Work to complete:
Reproduce each line of the material exactly, minus any picture.

Supplied material:
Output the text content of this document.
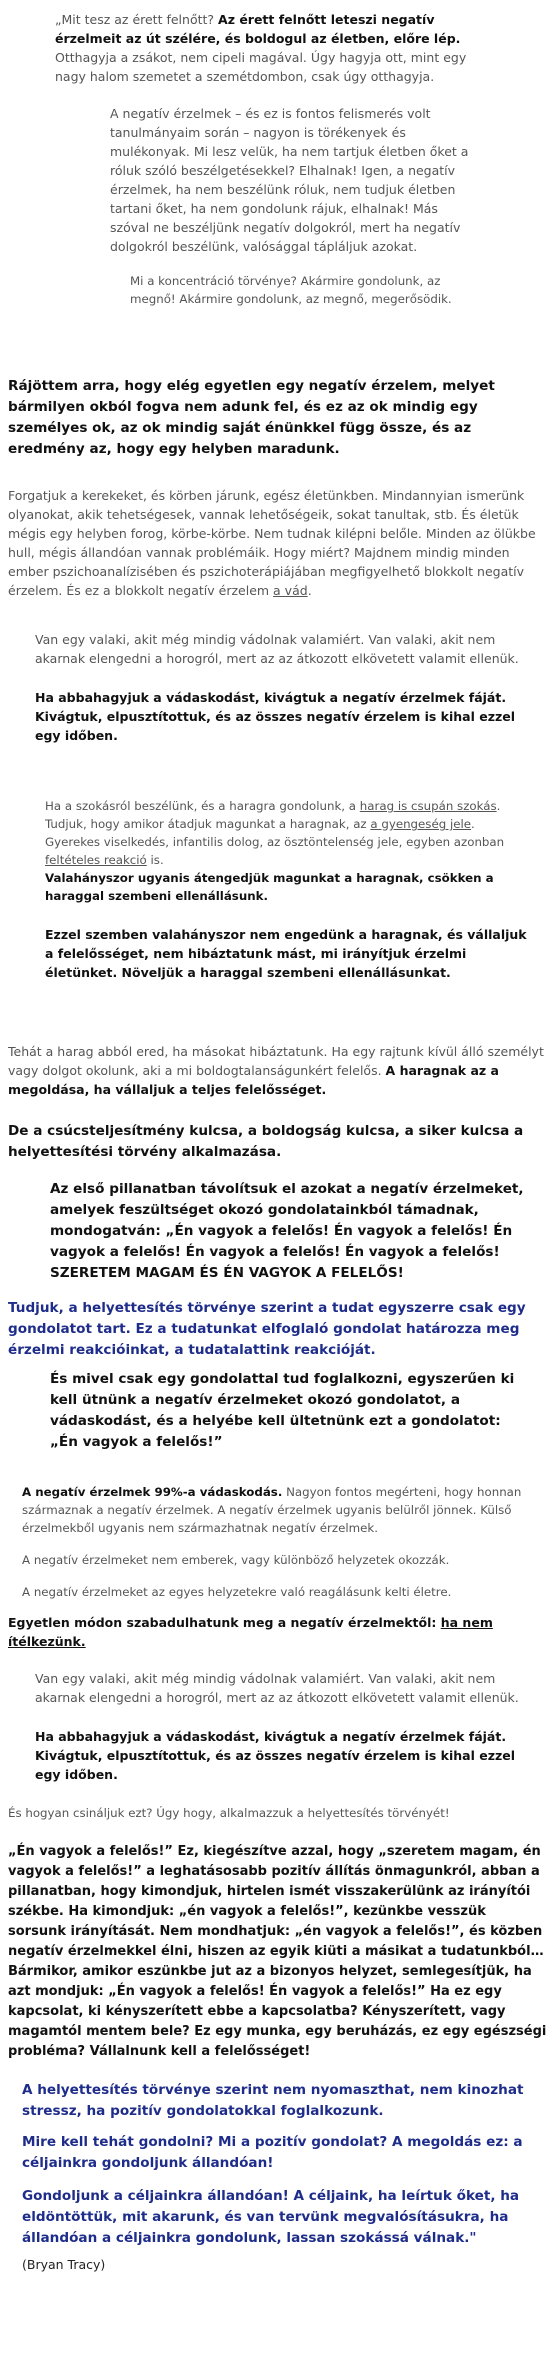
„Mit tesz az érett felnőtt? Az érett felnőtt leteszi negatív érzelmeit az út szélére, és boldogul az életben, előre lép. Otthagyja a zsákot, nem cipeli magával. Úgy hagyja ott, mint egy nagy halom szemetet a szemétdombon, csak úgy otthagyja.

A negatív érzelmek – és ez is fontos felismerés volt tanulmányaim során – nagyon is törékenyek és mulékonyak. Mi lesz velük, ha nem tartjuk életben őket a róluk szóló beszélgetésekkel? Elhalnak! Igen, a negatív érzelmek, ha nem beszélünk róluk, nem tudjuk életben tartani őket, ha nem gondolunk rájuk, elhalnak! Más szóval ne beszéljünk negatív dolgokról, mert ha negatív dolgokról beszélünk, valósággal tápláljuk azokat.

Mi a koncentráció törvénye? Akármire gondolunk, az megnő! Akármire gondolunk, az megnő, megerősödik.

Rájöttem arra, hogy elég egyetlen egy negatív érzelem, melyet bármilyen okból fogva nem adunk fel, és ez az ok mindig egy személyes ok, az ok mindig saját énünkkel függ össze, és az eredmény az, hogy egy helyben maradunk.

Forgatjuk a kerekeket, és körben járunk, egész életünkben. Mindannyian ismerünk olyanokat, akik tehetségesek, vannak lehetőségeik, sokat tanultak, stb. És életük mégis egy helyben forog, körbe-körbe. Nem tudnak kilépni belőle. Minden az ölükbe hull, mégis állandóan vannak problémáik. Hogy miért? Majdnem mindig minden ember pszichoanalízisében és pszichoterápiájában megfigyelhető blokkolt negatív érzelem. És ez a blokkolt negatív érzelem a vád.

Van egy valaki, akit még mindig vádolnak valamiért. Van valaki, akit nem akarnak elengedni a horogról, mert az az átkozott elkövetett valamit ellenük.

Ha abbahagyjuk a vádaskodást, kivágtuk a negatív érzelmek fáját. Kivágtuk, elpusztítottuk, és az összes negatív érzelem is kihal ezzel egy időben.

Ha a szokásról beszélünk, és a haragra gondolunk, a harag is csupán szokás. Tudjuk, hogy amikor átadjuk magunkat a haragnak, az a gyengeség jele. Gyerekes viselkedés, infantilis dolog, az ösztöntelenség jele, egyben azonban feltételes reakció is.
Valahányszor ugyanis átengedjük magunkat a haragnak, csökken a haraggal szembeni ellenállásunk.

Ezzel szemben valahányszor nem engedünk a haragnak, és vállaljuk a felelősséget, nem hibáztatunk mást, mi irányítjuk érzelmi életünket. Növeljük a haraggal szembeni ellenállásunkat.

Tehát a harag abból ered, ha másokat hibáztatunk. Ha egy rajtunk kívül álló személyt vagy dolgot okolunk, aki a mi boldogtalanságunkért felelős. A haragnak az a megoldása, ha vállaljuk a teljes felelősséget.

De a csúcsteljesítmény kulcsa, a boldogság kulcsa, a siker kulcsa a helyettesítési törvény alkalmazása.

Az első pillanatban távolítsuk el azokat a negatív érzelmeket, amelyek feszültséget okozó gondolatainkból támadnak, mondogatván: „Én vagyok a felelős! Én vagyok a felelős! Én vagyok a felelős! Én vagyok a felelős! Én vagyok a felelős! SZERETEM MAGAM ÉS ÉN VAGYOK A FELELŐS!

Tudjuk, a helyettesítés törvénye szerint a tudat egyszerre csak egy gondolatot tart. Ez a tudatunkat elfoglaló gondolat határozza meg érzelmi reakcióinkat, a tudatalattink reakcióját.

És mivel csak egy gondolattal tud foglalkozni, egyszerűen ki kell ütnünk a negatív érzelmeket okozó gondolatot, a vádaskodást, és a helyébe kell ültetnünk ezt a gondolatot: „Én vagyok a felelős!”

A negatív érzelmek 99%-a vádaskodás. Nagyon fontos megérteni, hogy honnan származnak a negatív érzelmek. A negatív érzelmek ugyanis belülről jönnek. Külső érzelmekből ugyanis nem származhatnak negatív érzelmek.

A negatív érzelmeket nem emberek, vagy különböző helyzetek okozzák.

A negatív érzelmeket az egyes helyzetekre való reagálásunk kelti életre.

Egyetlen módon szabadulhatunk meg a negatív érzelmektől: ha nem ítélkezünk.

Van egy valaki, akit még mindig vádolnak valamiért. Van valaki, akit nem akarnak elengedni a horogról, mert az az átkozott elkövetett valamit ellenük.

Ha abbahagyjuk a vádaskodást, kivágtuk a negatív érzelmek fáját. Kivágtuk, elpusztítottuk, és az összes negatív érzelem is kihal ezzel egy időben.

És hogyan csináljuk ezt? Úgy hogy, alkalmazzuk a helyettesítés törvényét!

„Én vagyok a felelős!” Ez, kiegészítve azzal, hogy „szeretem magam, én vagyok a felelős!” a leghatásosabb pozitív állítás önmagunkról, abban a pillanatban, hogy kimondjuk, hirtelen ismét visszakerülünk az irányítói székbe. Ha kimondjuk: „én vagyok a felelős!”, kezünkbe vesszük sorsunk irányítását. Nem mondhatjuk: „én vagyok a felelős!”, és közben negatív érzelmekkel élni, hiszen az egyik kiüti a másikat a tudatunkból… Bármikor, amikor eszünkbe jut az a bizonyos helyzet, semlegesítjük, ha azt mondjuk: „Én vagyok a felelős! Én vagyok a felelős!” Ha ez egy kapcsolat, ki kényszerített ebbe a kapcsolatba? Kényszerített, vagy magamtól mentem bele? Ez egy munka, egy beruházás, ez egy egészségi probléma? Vállalnunk kell a felelősséget!

A helyettesítés törvénye szerint nem nyomaszthat, nem kinozhat stressz, ha pozitív gondolatokkal foglalkozunk.

Mire kell tehát gondolni? Mi a pozitív gondolat? A megoldás ez: a céljainkra gondoljunk állandóan!

Gondoljunk a céljainkra állandóan! A céljaink, ha leírtuk őket, ha eldöntöttük, mit akarunk, és van tervünk megvalósításukra, ha állandóan a céljainkra gondolunk, lassan szokássá válnak."

(Bryan Tracy)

Answer to the task:
Output the text content of this document.
„Mit tesz az érett felnőtt? Az érett felnőtt leteszi negatív érzelmeit az út szélére, és boldogul az életben, előre lép. Otthagyja a zsákot, nem cipeli magával. Úgy hagyja ott, mint egy nagy halom szemetet a szemétdombon, csak úgy otthagyja.

A negatív érzelmek – és ez is fontos felismerés volt tanulmányaim során – nagyon is törékenyek és mulékonyak. Mi lesz velük, ha nem tartjuk életben őket a róluk szóló beszélgetésekkel? Elhalnak! Igen, a negatív érzelmek, ha nem beszélünk róluk, nem tudjuk életben tartani őket, ha nem gondolunk rájuk, elhalnak! Más szóval ne beszéljünk negatív dolgokról, mert ha negatív dolgokról beszélünk, valósággal tápláljuk azokat.

Mi a koncentráció törvénye? Akármire gondolunk, az megnő! Akármire gondolunk, az megnő, megerősödik.

Rájöttem arra, hogy elég egyetlen egy negatív érzelem, melyet bármilyen okból fogva nem adunk fel, és ez az ok mindig egy személyes ok, az ok mindig saját énünkkel függ össze, és az eredmény az, hogy egy helyben maradunk.

Forgatjuk a kerekeket, és körben járunk, egész életünkben. Mindannyian ismerünk olyanokat, akik tehetségesek, vannak lehetőségeik, sokat tanultak, stb. És életük mégis egy helyben forog, körbe-körbe. Nem tudnak kilépni belőle. Minden az ölükbe hull, mégis állandóan vannak problémáik. Hogy miért? Majdnem mindig minden ember pszichoanalízisében és pszichoterápiájában megfigyelhető blokkolt negatív érzelem. És ez a blokkolt negatív érzelem a vád.

Van egy valaki, akit még mindig vádolnak valamiért. Van valaki, akit nem akarnak elengedni a horogról, mert az az átkozott elkövetett valamit ellenük.

Ha abbahagyjuk a vádaskodást, kivágtuk a negatív érzelmek fáját. Kivágtuk, elpusztítottuk, és az összes negatív érzelem is kihal ezzel egy időben.

Ha a szokásról beszélünk, és a haragra gondolunk, a harag is csupán szokás. Tudjuk, hogy amikor átadjuk magunkat a haragnak, az a gyengeség jele. Gyerekes viselkedés, infantilis dolog, az ösztöntelenség jele, egyben azonban feltételes reakció is.
Valahányszor ugyanis átengedjük magunkat a haragnak, csökken a haraggal szembeni ellenállásunk.

Ezzel szemben valahányszor nem engedünk a haragnak, és vállaljuk a felelősséget, nem hibáztatunk mást, mi irányítjuk érzelmi életünket. Növeljük a haraggal szembeni ellenállásunkat.

Tehát a harag abból ered, ha másokat hibáztatunk. Ha egy rajtunk kívül álló személyt vagy dolgot okolunk, aki a mi boldogtalanságunkért felelős. A haragnak az a megoldása, ha vállaljuk a teljes felelősséget.

De a csúcsteljesítmény kulcsa, a boldogság kulcsa, a siker kulcsa a helyettesítési törvény alkalmazása.

Az első pillanatban távolítsuk el azokat a negatív érzelmeket, amelyek feszültséget okozó gondolatainkból támadnak, mondogatván: „Én vagyok a felelős! Én vagyok a felelős! Én vagyok a felelős! Én vagyok a felelős! Én vagyok a felelős! SZERETEM MAGAM ÉS ÉN VAGYOK A FELELŐS!

Tudjuk, a helyettesítés törvénye szerint a tudat egyszerre csak egy gondolatot tart. Ez a tudatunkat elfoglaló gondolat határozza meg érzelmi reakcióinkat, a tudatalattink reakcióját.

És mivel csak egy gondolattal tud foglalkozni, egyszerűen ki kell ütnünk a negatív érzelmeket okozó gondolatot, a vádaskodást, és a helyébe kell ültetnünk ezt a gondolatot: „Én vagyok a felelős!”

A negatív érzelmek 99%-a vádaskodás. Nagyon fontos megérteni, hogy honnan származnak a negatív érzelmek. A negatív érzelmek ugyanis belülről jönnek. Külső érzelmekből ugyanis nem származhatnak negatív érzelmek.

A negatív érzelmeket nem emberek, vagy különböző helyzetek okozzák.

A negatív érzelmeket az egyes helyzetekre való reagálásunk kelti életre.

Egyetlen módon szabadulhatunk meg a negatív érzelmektől: ha nem ítélkezünk.

Van egy valaki, akit még mindig vádolnak valamiért. Van valaki, akit nem akarnak elengedni a horogról, mert az az átkozott elkövetett valamit ellenük.

Ha abbahagyjuk a vádaskodást, kivágtuk a negatív érzelmek fáját. Kivágtuk, elpusztítottuk, és az összes negatív érzelem is kihal ezzel egy időben.

És hogyan csináljuk ezt? Úgy hogy, alkalmazzuk a helyettesítés törvényét!

„Én vagyok a felelős!” Ez, kiegészítve azzal, hogy „szeretem magam, én vagyok a felelős!” a leghatásosabb pozitív állítás önmagunkról, abban a pillanatban, hogy kimondjuk, hirtelen ismét visszakerülünk az irányítói székbe. Ha kimondjuk: „én vagyok a felelős!”, kezünkbe vesszük sorsunk irányítását. Nem mondhatjuk: „én vagyok a felelős!”, és közben negatív érzelmekkel élni, hiszen az egyik kiüti a másikat a tudatunkból… Bármikor, amikor eszünkbe jut az a bizonyos helyzet, semlegesítjük, ha azt mondjuk: „Én vagyok a felelős! Én vagyok a felelős!” Ha ez egy kapcsolat, ki kényszerített ebbe a kapcsolatba? Kényszerített, vagy magamtól mentem bele? Ez egy munka, egy beruházás, ez egy egészségi probléma? Vállalnunk kell a felelősséget!

A helyettesítés törvénye szerint nem nyomaszthat, nem kinozhat stressz, ha pozitív gondolatokkal foglalkozunk.

Mire kell tehát gondolni? Mi a pozitív gondolat? A megoldás ez: a céljainkra gondoljunk állandóan!

Gondoljunk a céljainkra állandóan! A céljaink, ha leírtuk őket, ha eldöntöttük, mit akarunk, és van tervünk megvalósításukra, ha állandóan a céljainkra gondolunk, lassan szokássá válnak."

(Bryan Tracy)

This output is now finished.